── The input ──

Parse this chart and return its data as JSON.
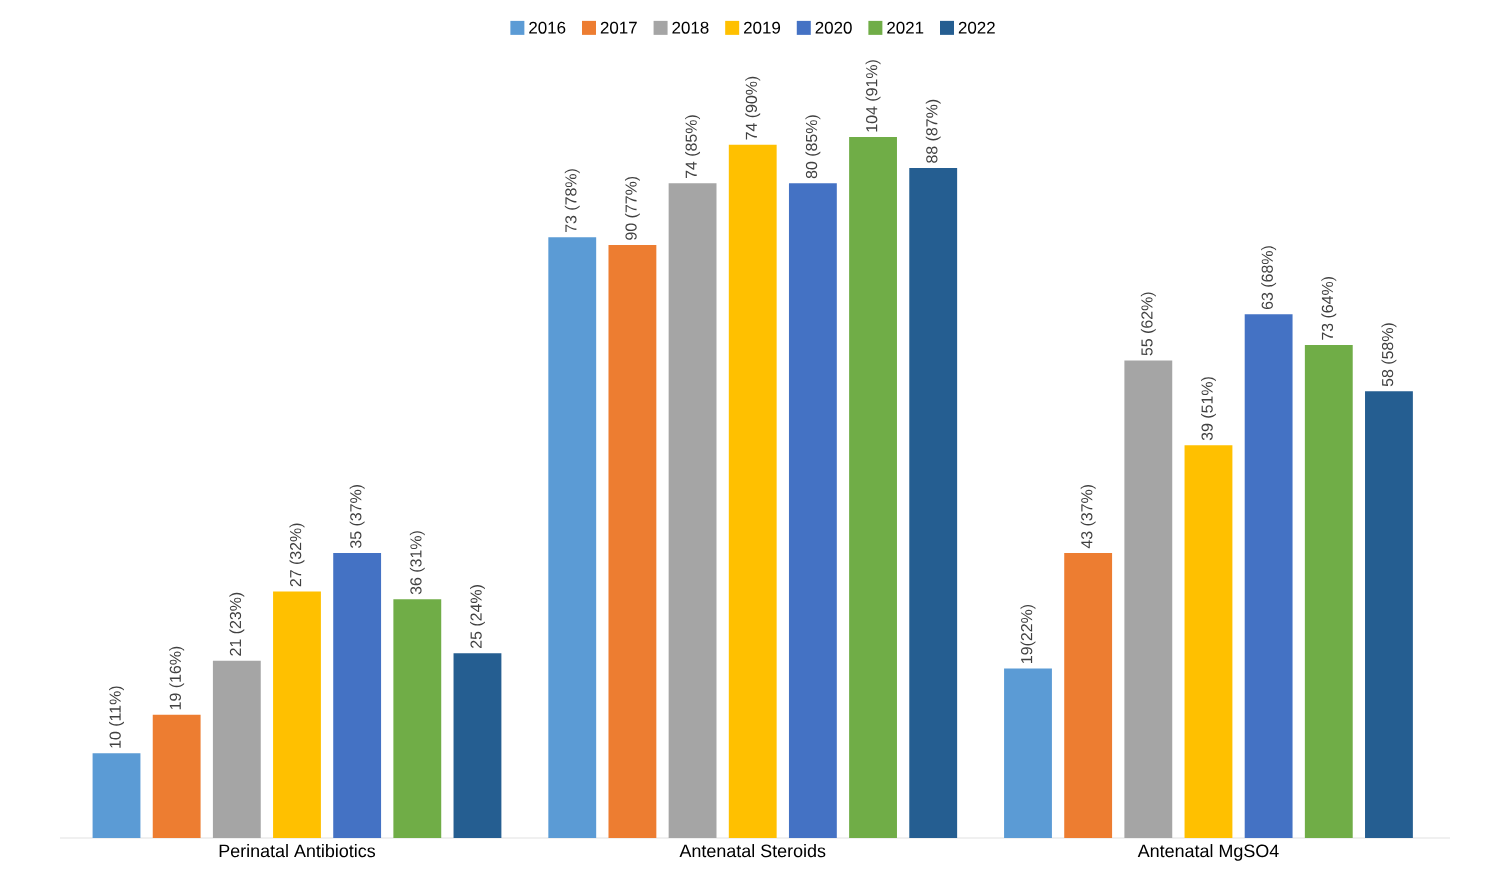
{
  "chart_data": {
    "type": "bar",
    "legend": "top",
    "categories": [
      "Perinatal Antibiotics",
      "Antenatal Steroids",
      "Antenatal MgSO4"
    ],
    "series": [
      {
        "name": "2016",
        "color": "#5b9bd5",
        "values": [
          11,
          78,
          22
        ],
        "value_labels": [
          "10 (11%)",
          "73 (78%)",
          "19(22%)"
        ]
      },
      {
        "name": "2017",
        "color": "#ed7d31",
        "values": [
          16,
          77,
          37
        ],
        "value_labels": [
          "19 (16%)",
          "90 (77%)",
          "43 (37%)"
        ]
      },
      {
        "name": "2018",
        "color": "#a5a5a5",
        "values": [
          23,
          85,
          62
        ],
        "value_labels": [
          "21 (23%)",
          "74 (85%)",
          "55 (62%)"
        ]
      },
      {
        "name": "2019",
        "color": "#ffc000",
        "values": [
          32,
          90,
          51
        ],
        "value_labels": [
          "27 (32%)",
          "74 (90%)",
          "39 (51%)"
        ]
      },
      {
        "name": "2020",
        "color": "#4472c4",
        "values": [
          37,
          85,
          68
        ],
        "value_labels": [
          "35 (37%)",
          "80 (85%)",
          "63 (68%)"
        ]
      },
      {
        "name": "2021",
        "color": "#70ad47",
        "values": [
          31,
          91,
          64
        ],
        "value_labels": [
          "36 (31%)",
          "104 (91%)",
          "73 (64%)"
        ]
      },
      {
        "name": "2022",
        "color": "#255e91",
        "values": [
          24,
          87,
          58
        ],
        "value_labels": [
          "25 (24%)",
          "88 (87%)",
          "58 (58%)"
        ]
      }
    ]
  }
}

───

- Brief:
Every record gets retyped exactly; no picture goes into the copy.

- Task response:
Parse this chart and return its data as JSON.
{
  "chart_data": {
    "type": "bar",
    "legend": "top",
    "categories": [
      "Perinatal Antibiotics",
      "Antenatal Steroids",
      "Antenatal MgSO4"
    ],
    "series": [
      {
        "name": "2016",
        "color": "#5b9bd5",
        "values": [
          11,
          78,
          22
        ],
        "value_labels": [
          "10 (11%)",
          "73 (78%)",
          "19(22%)"
        ]
      },
      {
        "name": "2017",
        "color": "#ed7d31",
        "values": [
          16,
          77,
          37
        ],
        "value_labels": [
          "19 (16%)",
          "90 (77%)",
          "43 (37%)"
        ]
      },
      {
        "name": "2018",
        "color": "#a5a5a5",
        "values": [
          23,
          85,
          62
        ],
        "value_labels": [
          "21 (23%)",
          "74 (85%)",
          "55 (62%)"
        ]
      },
      {
        "name": "2019",
        "color": "#ffc000",
        "values": [
          32,
          90,
          51
        ],
        "value_labels": [
          "27 (32%)",
          "74 (90%)",
          "39 (51%)"
        ]
      },
      {
        "name": "2020",
        "color": "#4472c4",
        "values": [
          37,
          85,
          68
        ],
        "value_labels": [
          "35 (37%)",
          "80 (85%)",
          "63 (68%)"
        ]
      },
      {
        "name": "2021",
        "color": "#70ad47",
        "values": [
          31,
          91,
          64
        ],
        "value_labels": [
          "36 (31%)",
          "104 (91%)",
          "73 (64%)"
        ]
      },
      {
        "name": "2022",
        "color": "#255e91",
        "values": [
          24,
          87,
          58
        ],
        "value_labels": [
          "25 (24%)",
          "88 (87%)",
          "58 (58%)"
        ]
      }
    ]
  }
}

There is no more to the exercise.